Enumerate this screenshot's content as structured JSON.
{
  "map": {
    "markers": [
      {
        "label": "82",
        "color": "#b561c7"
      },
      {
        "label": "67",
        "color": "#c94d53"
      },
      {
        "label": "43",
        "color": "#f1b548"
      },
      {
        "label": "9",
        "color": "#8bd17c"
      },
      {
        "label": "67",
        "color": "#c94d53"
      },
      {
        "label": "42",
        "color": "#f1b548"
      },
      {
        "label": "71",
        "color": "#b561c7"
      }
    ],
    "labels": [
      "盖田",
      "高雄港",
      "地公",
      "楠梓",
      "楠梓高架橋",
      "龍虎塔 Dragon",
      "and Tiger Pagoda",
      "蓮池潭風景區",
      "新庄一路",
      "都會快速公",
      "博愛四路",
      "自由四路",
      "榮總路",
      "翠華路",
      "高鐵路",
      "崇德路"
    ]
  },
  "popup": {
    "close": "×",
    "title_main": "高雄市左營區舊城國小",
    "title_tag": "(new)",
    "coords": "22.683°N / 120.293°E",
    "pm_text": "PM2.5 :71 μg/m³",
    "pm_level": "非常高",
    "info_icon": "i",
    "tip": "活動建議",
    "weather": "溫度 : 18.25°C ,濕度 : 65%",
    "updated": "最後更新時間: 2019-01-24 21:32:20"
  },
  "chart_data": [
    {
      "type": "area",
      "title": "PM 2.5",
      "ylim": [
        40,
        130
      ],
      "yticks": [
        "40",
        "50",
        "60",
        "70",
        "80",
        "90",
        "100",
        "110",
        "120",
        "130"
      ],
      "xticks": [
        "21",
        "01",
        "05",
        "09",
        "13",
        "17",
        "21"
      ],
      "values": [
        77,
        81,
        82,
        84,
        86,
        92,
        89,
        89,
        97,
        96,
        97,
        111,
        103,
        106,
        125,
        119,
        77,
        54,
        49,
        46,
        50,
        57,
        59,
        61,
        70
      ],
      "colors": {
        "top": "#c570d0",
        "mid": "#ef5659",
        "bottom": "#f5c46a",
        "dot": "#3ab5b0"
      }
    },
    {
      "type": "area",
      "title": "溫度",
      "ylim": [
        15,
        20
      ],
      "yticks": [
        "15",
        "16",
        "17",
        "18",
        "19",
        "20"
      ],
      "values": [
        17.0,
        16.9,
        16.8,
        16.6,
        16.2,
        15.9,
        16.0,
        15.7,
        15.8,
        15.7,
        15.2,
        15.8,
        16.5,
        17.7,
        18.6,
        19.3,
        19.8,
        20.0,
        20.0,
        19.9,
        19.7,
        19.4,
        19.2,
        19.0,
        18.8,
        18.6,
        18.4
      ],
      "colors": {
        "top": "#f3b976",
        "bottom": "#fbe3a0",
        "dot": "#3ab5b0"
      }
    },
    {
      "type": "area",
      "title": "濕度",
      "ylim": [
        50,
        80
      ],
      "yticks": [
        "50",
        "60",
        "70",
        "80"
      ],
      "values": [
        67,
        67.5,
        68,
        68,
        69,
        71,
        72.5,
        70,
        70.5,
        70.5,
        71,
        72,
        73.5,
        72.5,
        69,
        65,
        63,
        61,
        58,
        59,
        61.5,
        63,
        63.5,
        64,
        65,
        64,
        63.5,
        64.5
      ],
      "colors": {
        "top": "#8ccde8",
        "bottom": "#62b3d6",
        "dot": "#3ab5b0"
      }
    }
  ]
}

■ Goal of the exercise: Type out the material again exactly as presented.

■ Problem solution:
Enumerate this screenshot's content as structured JSON.
{
  "map": {
    "markers": [
      {
        "label": "82",
        "color": "#b561c7"
      },
      {
        "label": "67",
        "color": "#c94d53"
      },
      {
        "label": "43",
        "color": "#f1b548"
      },
      {
        "label": "9",
        "color": "#8bd17c"
      },
      {
        "label": "67",
        "color": "#c94d53"
      },
      {
        "label": "42",
        "color": "#f1b548"
      },
      {
        "label": "71",
        "color": "#b561c7"
      }
    ],
    "labels": [
      "盖田",
      "高雄港",
      "地公",
      "楠梓",
      "楠梓高架橋",
      "龍虎塔 Dragon",
      "and Tiger Pagoda",
      "蓮池潭風景區",
      "新庄一路",
      "都會快速公",
      "博愛四路",
      "自由四路",
      "榮總路",
      "翠華路",
      "高鐵路",
      "崇德路"
    ]
  },
  "popup": {
    "close": "×",
    "title_main": "高雄市左營區舊城國小",
    "title_tag": "(new)",
    "coords": "22.683°N / 120.293°E",
    "pm_text": "PM2.5 :71 μg/m³",
    "pm_level": "非常高",
    "info_icon": "i",
    "tip": "活動建議",
    "weather": "溫度 : 18.25°C ,濕度 : 65%",
    "updated": "最後更新時間: 2019-01-24 21:32:20"
  },
  "chart_data": [
    {
      "type": "area",
      "title": "PM 2.5",
      "ylim": [
        40,
        130
      ],
      "yticks": [
        "40",
        "50",
        "60",
        "70",
        "80",
        "90",
        "100",
        "110",
        "120",
        "130"
      ],
      "xticks": [
        "21",
        "01",
        "05",
        "09",
        "13",
        "17",
        "21"
      ],
      "values": [
        77,
        81,
        82,
        84,
        86,
        92,
        89,
        89,
        97,
        96,
        97,
        111,
        103,
        106,
        125,
        119,
        77,
        54,
        49,
        46,
        50,
        57,
        59,
        61,
        70
      ],
      "colors": {
        "top": "#c570d0",
        "mid": "#ef5659",
        "bottom": "#f5c46a",
        "dot": "#3ab5b0"
      }
    },
    {
      "type": "area",
      "title": "溫度",
      "ylim": [
        15,
        20
      ],
      "yticks": [
        "15",
        "16",
        "17",
        "18",
        "19",
        "20"
      ],
      "values": [
        17.0,
        16.9,
        16.8,
        16.6,
        16.2,
        15.9,
        16.0,
        15.7,
        15.8,
        15.7,
        15.2,
        15.8,
        16.5,
        17.7,
        18.6,
        19.3,
        19.8,
        20.0,
        20.0,
        19.9,
        19.7,
        19.4,
        19.2,
        19.0,
        18.8,
        18.6,
        18.4
      ],
      "colors": {
        "top": "#f3b976",
        "bottom": "#fbe3a0",
        "dot": "#3ab5b0"
      }
    },
    {
      "type": "area",
      "title": "濕度",
      "ylim": [
        50,
        80
      ],
      "yticks": [
        "50",
        "60",
        "70",
        "80"
      ],
      "values": [
        67,
        67.5,
        68,
        68,
        69,
        71,
        72.5,
        70,
        70.5,
        70.5,
        71,
        72,
        73.5,
        72.5,
        69,
        65,
        63,
        61,
        58,
        59,
        61.5,
        63,
        63.5,
        64,
        65,
        64,
        63.5,
        64.5
      ],
      "colors": {
        "top": "#8ccde8",
        "bottom": "#62b3d6",
        "dot": "#3ab5b0"
      }
    }
  ]
}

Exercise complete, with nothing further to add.